#### [What the task requires]
Without the pictures, set down the records below word for word.
═══ Provided data
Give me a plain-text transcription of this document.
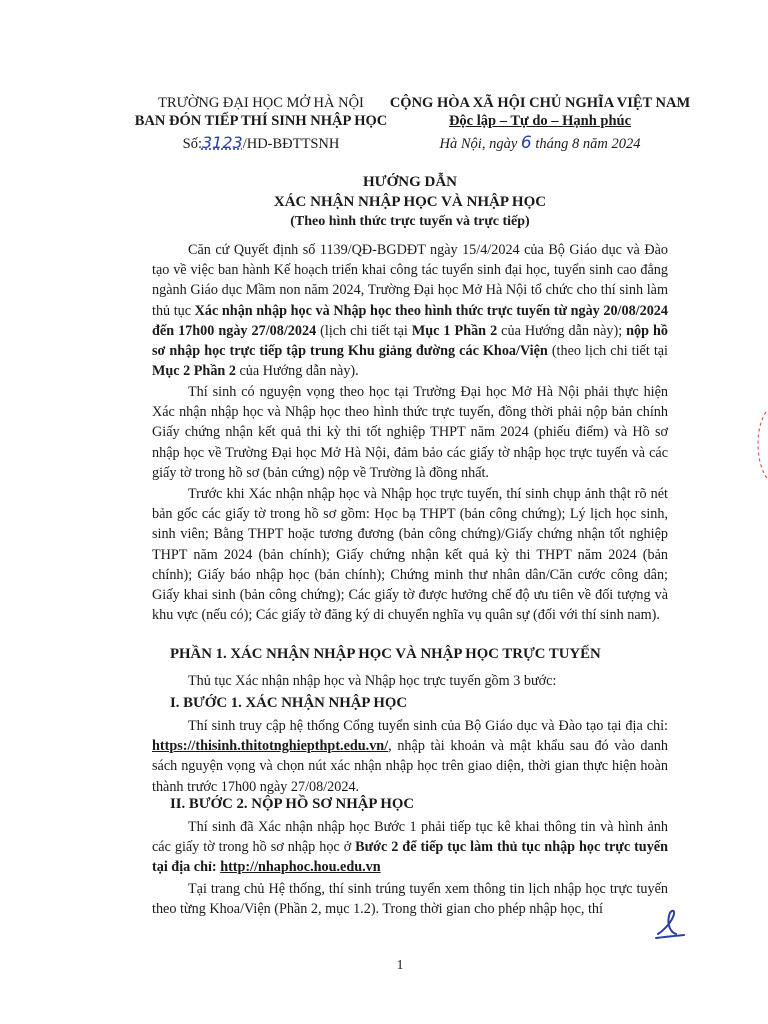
TRƯỜNG ĐẠI HỌC MỞ HÀ NỘI
BAN ĐÓN TIẾP THÍ SINH NHẬP HỌC
Số:3123/HD-BĐTTSNH
CỘNG HÒA XÃ HỘI CHỦ NGHĨA VIỆT NAM
Độc lập – Tự do – Hạnh phúc
Hà Nội, ngày 6 tháng 8 năm 2024
HƯỚNG DẪN
XÁC NHẬN NHẬP HỌC VÀ NHẬP HỌC
(Theo hình thức trực tuyến và trực tiếp)
Căn cứ Quyết định số 1139/QĐ-BGDĐT ngày 15/4/2024 của Bộ Giáo dục và Đào tạo về việc ban hành Kế hoạch triển khai công tác tuyển sinh đại học, tuyển sinh cao đẳng ngành Giáo dục Mầm non năm 2024, Trường Đại học Mở Hà Nội tổ chức cho thí sinh làm thủ tục Xác nhận nhập học và Nhập học theo hình thức trực tuyến từ ngày 20/08/2024 đến 17h00 ngày 27/08/2024 (lịch chi tiết tại Mục 1 Phần 2 của Hướng dẫn này); nộp hồ sơ nhập học trực tiếp tập trung Khu giảng đường các Khoa/Viện (theo lịch chi tiết tại Mục 2 Phần 2 của Hướng dẫn này).
Thí sinh có nguyện vọng theo học tại Trường Đại học Mở Hà Nội phải thực hiện Xác nhận nhập học và Nhập học theo hình thức trực tuyến, đồng thời phải nộp bản chính Giấy chứng nhận kết quả thi kỳ thi tốt nghiệp THPT năm 2024 (phiếu điểm) và Hồ sơ nhập học về Trường Đại học Mở Hà Nội, đảm bảo các giấy tờ nhập học trực tuyến và các giấy tờ trong hồ sơ (bản cứng) nộp về Trường là đồng nhất.
Trước khi Xác nhận nhập học và Nhập học trực tuyến, thí sinh chụp ảnh thật rõ nét bản gốc các giấy tờ trong hồ sơ gồm: Học bạ THPT (bản công chứng); Lý lịch học sinh, sinh viên; Bằng THPT hoặc tương đương (bản công chứng)/Giấy chứng nhận tốt nghiệp THPT năm 2024 (bản chính); Giấy chứng nhận kết quả kỳ thi THPT năm 2024 (bản chính); Giấy báo nhập học (bản chính); Chứng minh thư nhân dân/Căn cước công dân; Giấy khai sinh (bản công chứng); Các giấy tờ được hưởng chế độ ưu tiên về đối tượng và khu vực (nếu có); Các giấy tờ đăng ký di chuyển nghĩa vụ quân sự (đối với thí sinh nam).
PHẦN 1. XÁC NHẬN NHẬP HỌC VÀ NHẬP HỌC TRỰC TUYẾN
Thủ tục Xác nhận nhập học và Nhập học trực tuyến gồm 3 bước:
I. BƯỚC 1. XÁC NHẬN NHẬP HỌC
Thí sinh truy cập hệ thống Cổng tuyển sinh của Bộ Giáo dục và Đào tạo tại địa chỉ: https://thisinh.thitotnghiepthpt.edu.vn/, nhập tài khoản và mật khẩu sau đó vào danh sách nguyện vọng và chọn nút xác nhận nhập học trên giao diện, thời gian thực hiện hoàn thành trước 17h00 ngày 27/08/2024.
II. BƯỚC 2. NỘP HỒ SƠ NHẬP HỌC
Thí sinh đã Xác nhận nhập học Bước 1 phải tiếp tục kê khai thông tin và hình ảnh các giấy tờ trong hồ sơ nhập học ở Bước 2 để tiếp tục làm thủ tục nhập học trực tuyến tại địa chỉ: http://nhaphoc.hou.edu.vn
Tại trang chủ Hệ thống, thí sinh trúng tuyển xem thông tin lịch nhập học trực tuyến theo từng Khoa/Viện (Phần 2, mục 1.2). Trong thời gian cho phép nhập học, thí
1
══════
#### [Task output]
Give me a plain-text transcription of this document.
TRƯỜNG ĐẠI HỌC MỞ HÀ NỘI
BAN ĐÓN TIẾP THÍ SINH NHẬP HỌC
Số:3123/HD-BĐTTSNH
CỘNG HÒA XÃ HỘI CHỦ NGHĨA VIỆT NAM
Độc lập – Tự do – Hạnh phúc
Hà Nội, ngày 6 tháng 8 năm 2024
HƯỚNG DẪN
XÁC NHẬN NHẬP HỌC VÀ NHẬP HỌC
(Theo hình thức trực tuyến và trực tiếp)
Căn cứ Quyết định số 1139/QĐ-BGDĐT ngày 15/4/2024 của Bộ Giáo dục và Đào tạo về việc ban hành Kế hoạch triển khai công tác tuyển sinh đại học, tuyển sinh cao đẳng ngành Giáo dục Mầm non năm 2024, Trường Đại học Mở Hà Nội tổ chức cho thí sinh làm thủ tục Xác nhận nhập học và Nhập học theo hình thức trực tuyến từ ngày 20/08/2024 đến 17h00 ngày 27/08/2024 (lịch chi tiết tại Mục 1 Phần 2 của Hướng dẫn này); nộp hồ sơ nhập học trực tiếp tập trung Khu giảng đường các Khoa/Viện (theo lịch chi tiết tại Mục 2 Phần 2 của Hướng dẫn này).
Thí sinh có nguyện vọng theo học tại Trường Đại học Mở Hà Nội phải thực hiện Xác nhận nhập học và Nhập học theo hình thức trực tuyến, đồng thời phải nộp bản chính Giấy chứng nhận kết quả thi kỳ thi tốt nghiệp THPT năm 2024 (phiếu điểm) và Hồ sơ nhập học về Trường Đại học Mở Hà Nội, đảm bảo các giấy tờ nhập học trực tuyến và các giấy tờ trong hồ sơ (bản cứng) nộp về Trường là đồng nhất.
Trước khi Xác nhận nhập học và Nhập học trực tuyến, thí sinh chụp ảnh thật rõ nét bản gốc các giấy tờ trong hồ sơ gồm: Học bạ THPT (bản công chứng); Lý lịch học sinh, sinh viên; Bằng THPT hoặc tương đương (bản công chứng)/Giấy chứng nhận tốt nghiệp THPT năm 2024 (bản chính); Giấy chứng nhận kết quả kỳ thi THPT năm 2024 (bản chính); Giấy báo nhập học (bản chính); Chứng minh thư nhân dân/Căn cước công dân; Giấy khai sinh (bản công chứng); Các giấy tờ được hưởng chế độ ưu tiên về đối tượng và khu vực (nếu có); Các giấy tờ đăng ký di chuyển nghĩa vụ quân sự (đối với thí sinh nam).
PHẦN 1. XÁC NHẬN NHẬP HỌC VÀ NHẬP HỌC TRỰC TUYẾN
Thủ tục Xác nhận nhập học và Nhập học trực tuyến gồm 3 bước:
I. BƯỚC 1. XÁC NHẬN NHẬP HỌC
Thí sinh truy cập hệ thống Cổng tuyển sinh của Bộ Giáo dục và Đào tạo tại địa chỉ: https://thisinh.thitotnghiepthpt.edu.vn/, nhập tài khoản và mật khẩu sau đó vào danh sách nguyện vọng và chọn nút xác nhận nhập học trên giao diện, thời gian thực hiện hoàn thành trước 17h00 ngày 27/08/2024.
II. BƯỚC 2. NỘP HỒ SƠ NHẬP HỌC
Thí sinh đã Xác nhận nhập học Bước 1 phải tiếp tục kê khai thông tin và hình ảnh các giấy tờ trong hồ sơ nhập học ở Bước 2 để tiếp tục làm thủ tục nhập học trực tuyến tại địa chỉ: http://nhaphoc.hou.edu.vn
Tại trang chủ Hệ thống, thí sinh trúng tuyển xem thông tin lịch nhập học trực tuyến theo từng Khoa/Viện (Phần 2, mục 1.2). Trong thời gian cho phép nhập học, thí
1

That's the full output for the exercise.